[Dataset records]
------------------------------------------------

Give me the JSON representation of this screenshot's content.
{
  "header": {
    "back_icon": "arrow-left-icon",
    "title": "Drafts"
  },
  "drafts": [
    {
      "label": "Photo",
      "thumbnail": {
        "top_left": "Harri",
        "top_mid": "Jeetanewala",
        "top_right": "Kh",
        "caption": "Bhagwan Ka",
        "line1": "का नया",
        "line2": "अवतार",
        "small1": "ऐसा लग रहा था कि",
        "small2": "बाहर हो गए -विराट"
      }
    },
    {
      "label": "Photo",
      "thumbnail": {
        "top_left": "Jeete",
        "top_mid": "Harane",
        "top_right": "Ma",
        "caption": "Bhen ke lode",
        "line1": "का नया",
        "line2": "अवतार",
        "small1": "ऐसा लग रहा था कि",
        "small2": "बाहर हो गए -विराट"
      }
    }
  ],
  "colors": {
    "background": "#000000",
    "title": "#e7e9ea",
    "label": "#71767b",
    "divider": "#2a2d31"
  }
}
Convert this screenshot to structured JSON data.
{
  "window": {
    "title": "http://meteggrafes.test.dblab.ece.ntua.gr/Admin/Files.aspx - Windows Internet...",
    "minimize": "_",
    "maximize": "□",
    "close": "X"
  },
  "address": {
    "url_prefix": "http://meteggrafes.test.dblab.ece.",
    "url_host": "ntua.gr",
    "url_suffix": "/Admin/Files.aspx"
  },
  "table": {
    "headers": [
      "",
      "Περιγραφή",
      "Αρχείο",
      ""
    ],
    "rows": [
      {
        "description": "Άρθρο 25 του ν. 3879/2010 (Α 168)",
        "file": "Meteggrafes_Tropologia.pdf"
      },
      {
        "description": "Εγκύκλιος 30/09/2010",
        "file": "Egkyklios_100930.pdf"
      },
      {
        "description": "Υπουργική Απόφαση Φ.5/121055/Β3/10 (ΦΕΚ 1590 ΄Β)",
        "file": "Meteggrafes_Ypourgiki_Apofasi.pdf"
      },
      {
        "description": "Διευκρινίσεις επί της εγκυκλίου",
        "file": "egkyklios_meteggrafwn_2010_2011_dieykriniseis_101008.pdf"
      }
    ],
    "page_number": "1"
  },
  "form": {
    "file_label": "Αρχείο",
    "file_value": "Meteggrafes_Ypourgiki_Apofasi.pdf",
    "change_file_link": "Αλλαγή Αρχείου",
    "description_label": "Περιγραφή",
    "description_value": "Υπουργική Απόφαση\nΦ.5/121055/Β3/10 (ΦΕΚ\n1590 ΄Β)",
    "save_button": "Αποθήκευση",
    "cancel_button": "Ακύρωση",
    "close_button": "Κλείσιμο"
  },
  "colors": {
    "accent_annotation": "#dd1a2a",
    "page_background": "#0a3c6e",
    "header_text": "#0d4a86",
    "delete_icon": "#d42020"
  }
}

------------------------------------------------

Write out all of the records once more, exactly.

Give me the JSON representation of this screenshot's content.
{
  "header": {
    "back_icon": "arrow-left-icon",
    "title": "Drafts"
  },
  "drafts": [
    {
      "label": "Photo",
      "thumbnail": {
        "top_left": "Harri",
        "top_mid": "Jeetanewala",
        "top_right": "Kh",
        "caption": "Bhagwan Ka",
        "line1": "का नया",
        "line2": "अवतार",
        "small1": "ऐसा लग रहा था कि",
        "small2": "बाहर हो गए -विराट"
      }
    },
    {
      "label": "Photo",
      "thumbnail": {
        "top_left": "Jeete",
        "top_mid": "Harane",
        "top_right": "Ma",
        "caption": "Bhen ke lode",
        "line1": "का नया",
        "line2": "अवतार",
        "small1": "ऐसा लग रहा था कि",
        "small2": "बाहर हो गए -विराट"
      }
    }
  ],
  "colors": {
    "background": "#000000",
    "title": "#e7e9ea",
    "label": "#71767b",
    "divider": "#2a2d31"
  }
}
Convert this screenshot to structured JSON data.
{
  "window": {
    "title": "http://meteggrafes.test.dblab.ece.ntua.gr/Admin/Files.aspx - Windows Internet...",
    "minimize": "_",
    "maximize": "□",
    "close": "X"
  },
  "address": {
    "url_prefix": "http://meteggrafes.test.dblab.ece.",
    "url_host": "ntua.gr",
    "url_suffix": "/Admin/Files.aspx"
  },
  "table": {
    "headers": [
      "",
      "Περιγραφή",
      "Αρχείο",
      ""
    ],
    "rows": [
      {
        "description": "Άρθρο 25 του ν. 3879/2010 (Α 168)",
        "file": "Meteggrafes_Tropologia.pdf"
      },
      {
        "description": "Εγκύκλιος 30/09/2010",
        "file": "Egkyklios_100930.pdf"
      },
      {
        "description": "Υπουργική Απόφαση Φ.5/121055/Β3/10 (ΦΕΚ 1590 ΄Β)",
        "file": "Meteggrafes_Ypourgiki_Apofasi.pdf"
      },
      {
        "description": "Διευκρινίσεις επί της εγκυκλίου",
        "file": "egkyklios_meteggrafwn_2010_2011_dieykriniseis_101008.pdf"
      }
    ],
    "page_number": "1"
  },
  "form": {
    "file_label": "Αρχείο",
    "file_value": "Meteggrafes_Ypourgiki_Apofasi.pdf",
    "change_file_link": "Αλλαγή Αρχείου",
    "description_label": "Περιγραφή",
    "description_value": "Υπουργική Απόφαση\nΦ.5/121055/Β3/10 (ΦΕΚ\n1590 ΄Β)",
    "save_button": "Αποθήκευση",
    "cancel_button": "Ακύρωση",
    "close_button": "Κλείσιμο"
  },
  "colors": {
    "accent_annotation": "#dd1a2a",
    "page_background": "#0a3c6e",
    "header_text": "#0d4a86",
    "delete_icon": "#d42020"
  }
}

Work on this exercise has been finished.